[Begin Entries supplied]
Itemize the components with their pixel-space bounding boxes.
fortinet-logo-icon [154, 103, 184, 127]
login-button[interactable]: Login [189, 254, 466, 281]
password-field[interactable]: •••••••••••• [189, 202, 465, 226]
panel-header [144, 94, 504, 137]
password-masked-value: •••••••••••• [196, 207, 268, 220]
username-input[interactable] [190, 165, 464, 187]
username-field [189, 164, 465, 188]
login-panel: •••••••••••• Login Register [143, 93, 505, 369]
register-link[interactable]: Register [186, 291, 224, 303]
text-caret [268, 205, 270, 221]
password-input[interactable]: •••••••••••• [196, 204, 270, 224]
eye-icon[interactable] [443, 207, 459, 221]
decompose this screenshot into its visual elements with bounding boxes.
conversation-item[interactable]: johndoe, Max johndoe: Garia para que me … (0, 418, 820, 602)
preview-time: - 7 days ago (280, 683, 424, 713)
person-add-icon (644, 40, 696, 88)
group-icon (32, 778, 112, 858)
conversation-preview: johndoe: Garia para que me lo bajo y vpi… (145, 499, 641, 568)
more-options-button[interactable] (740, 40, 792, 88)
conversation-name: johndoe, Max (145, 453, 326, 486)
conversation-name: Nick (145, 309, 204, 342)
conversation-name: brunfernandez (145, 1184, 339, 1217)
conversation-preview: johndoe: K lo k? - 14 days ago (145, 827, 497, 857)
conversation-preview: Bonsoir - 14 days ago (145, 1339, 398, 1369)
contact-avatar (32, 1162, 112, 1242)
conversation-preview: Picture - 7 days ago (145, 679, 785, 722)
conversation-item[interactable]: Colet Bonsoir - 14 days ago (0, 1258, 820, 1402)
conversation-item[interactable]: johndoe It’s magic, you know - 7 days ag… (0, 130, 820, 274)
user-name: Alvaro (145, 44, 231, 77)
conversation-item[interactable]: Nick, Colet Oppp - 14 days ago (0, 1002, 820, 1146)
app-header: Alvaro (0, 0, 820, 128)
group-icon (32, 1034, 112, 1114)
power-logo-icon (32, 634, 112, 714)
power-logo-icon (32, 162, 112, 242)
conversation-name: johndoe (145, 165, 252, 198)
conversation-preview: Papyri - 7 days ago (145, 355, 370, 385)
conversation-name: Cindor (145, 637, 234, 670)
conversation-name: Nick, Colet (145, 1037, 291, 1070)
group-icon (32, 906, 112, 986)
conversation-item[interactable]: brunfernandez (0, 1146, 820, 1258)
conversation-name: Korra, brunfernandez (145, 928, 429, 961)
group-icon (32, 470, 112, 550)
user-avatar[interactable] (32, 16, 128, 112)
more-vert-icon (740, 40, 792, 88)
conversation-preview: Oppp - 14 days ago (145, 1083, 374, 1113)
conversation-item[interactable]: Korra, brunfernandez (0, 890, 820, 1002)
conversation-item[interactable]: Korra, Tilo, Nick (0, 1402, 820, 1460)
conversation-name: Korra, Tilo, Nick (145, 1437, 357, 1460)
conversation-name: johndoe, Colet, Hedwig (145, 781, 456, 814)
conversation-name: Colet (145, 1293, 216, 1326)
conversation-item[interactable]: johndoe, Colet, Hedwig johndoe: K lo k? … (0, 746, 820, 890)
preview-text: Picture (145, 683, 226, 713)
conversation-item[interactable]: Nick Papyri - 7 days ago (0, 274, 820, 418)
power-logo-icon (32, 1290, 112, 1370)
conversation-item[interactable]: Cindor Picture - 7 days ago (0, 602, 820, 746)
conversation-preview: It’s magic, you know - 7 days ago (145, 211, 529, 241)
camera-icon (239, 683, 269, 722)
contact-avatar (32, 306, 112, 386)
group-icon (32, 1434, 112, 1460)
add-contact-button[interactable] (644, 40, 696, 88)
[End Entries supplied]
Written request: In the items from the first line through the line containing "eye-icon[interactable] [443, 207, 459, 221]", swap "panel-header" for "panel-title" and give those lines again with nothing else changed.

In response:
Itemize the components with their pixel-space bounding boxes.
fortinet-logo-icon [154, 103, 184, 127]
login-button[interactable]: Login [189, 254, 466, 281]
password-field[interactable]: •••••••••••• [189, 202, 465, 226]
panel-title [144, 94, 504, 137]
password-masked-value: •••••••••••• [196, 207, 268, 220]
username-input[interactable] [190, 165, 464, 187]
username-field [189, 164, 465, 188]
login-panel: •••••••••••• Login Register [143, 93, 505, 369]
register-link[interactable]: Register [186, 291, 224, 303]
text-caret [268, 205, 270, 221]
password-input[interactable]: •••••••••••• [196, 204, 270, 224]
eye-icon[interactable] [443, 207, 459, 221]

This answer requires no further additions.